### Directions
Take from the listing each line that has the string "olive".
####################
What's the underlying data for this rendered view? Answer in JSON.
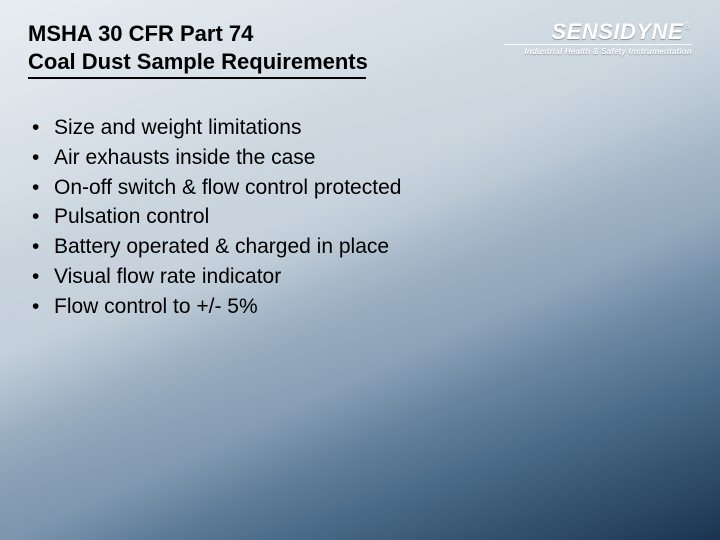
{
  "title": {
    "line1": "MSHA 30 CFR Part 74",
    "line2": "Coal Dust Sample Requirements"
  },
  "logo": {
    "brand": "SENSIDYNE",
    "registered": "®",
    "tagline": "Industrial Health & Safety Instrumentation"
  },
  "bullets": [
    "Size and weight limitations",
    "Air exhausts inside the case",
    "On-off switch & flow control protected",
    "Pulsation control",
    "Battery operated & charged in place",
    "Visual flow rate indicator",
    "Flow control to +/- 5%"
  ],
  "colors": {
    "text": "#000000",
    "logo_text": "#ffffff",
    "bg_top": "#e8edf1",
    "bg_bottom": "#1a3450"
  },
  "typography": {
    "title_fontsize_pt": 17,
    "body_fontsize_pt": 16,
    "logo_fontsize_pt": 17,
    "tagline_fontsize_pt": 6
  }
}
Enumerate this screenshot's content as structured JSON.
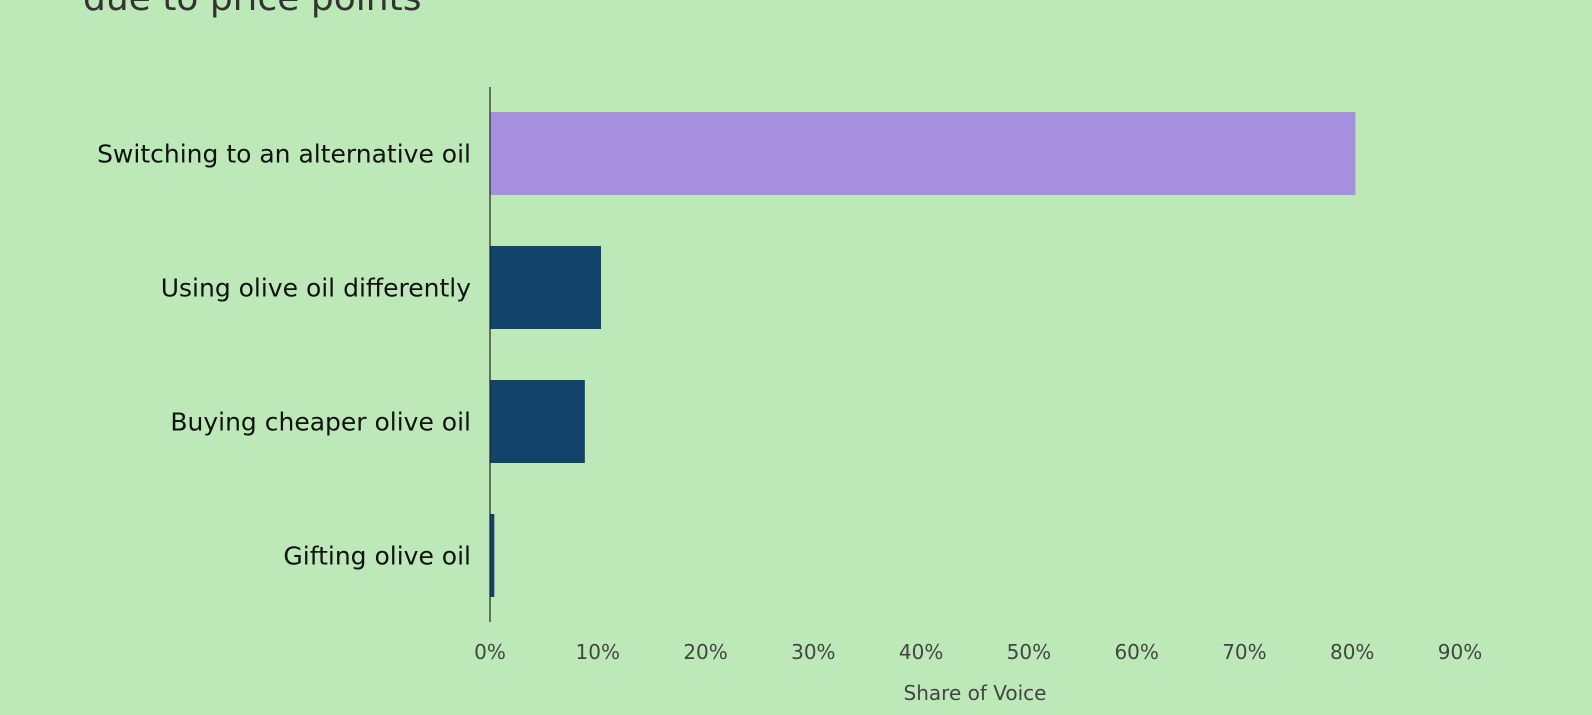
{
  "chart_data": {
    "type": "bar",
    "orientation": "horizontal",
    "title": "due to price points",
    "categories": [
      "Switching to an alternative oil",
      "Using olive oil differently",
      "Buying cheaper olive oil",
      "Gifting olive oil"
    ],
    "values": [
      80.3,
      10.3,
      8.8,
      0.4
    ],
    "colors": [
      "#a78fdf",
      "#12436a",
      "#12436a",
      "#12436a"
    ],
    "xlabel": "Share of Voice",
    "ylabel": "",
    "xlim": [
      0,
      90
    ],
    "xticks": [
      "0%",
      "10%",
      "20%",
      "30%",
      "40%",
      "50%",
      "60%",
      "70%",
      "80%",
      "90%"
    ],
    "grid": false,
    "background": "#bde9b9"
  }
}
####################
### Output for this task
      "Using olive oil differently",
      "Buying cheaper olive oil",
      "Gifting olive oil"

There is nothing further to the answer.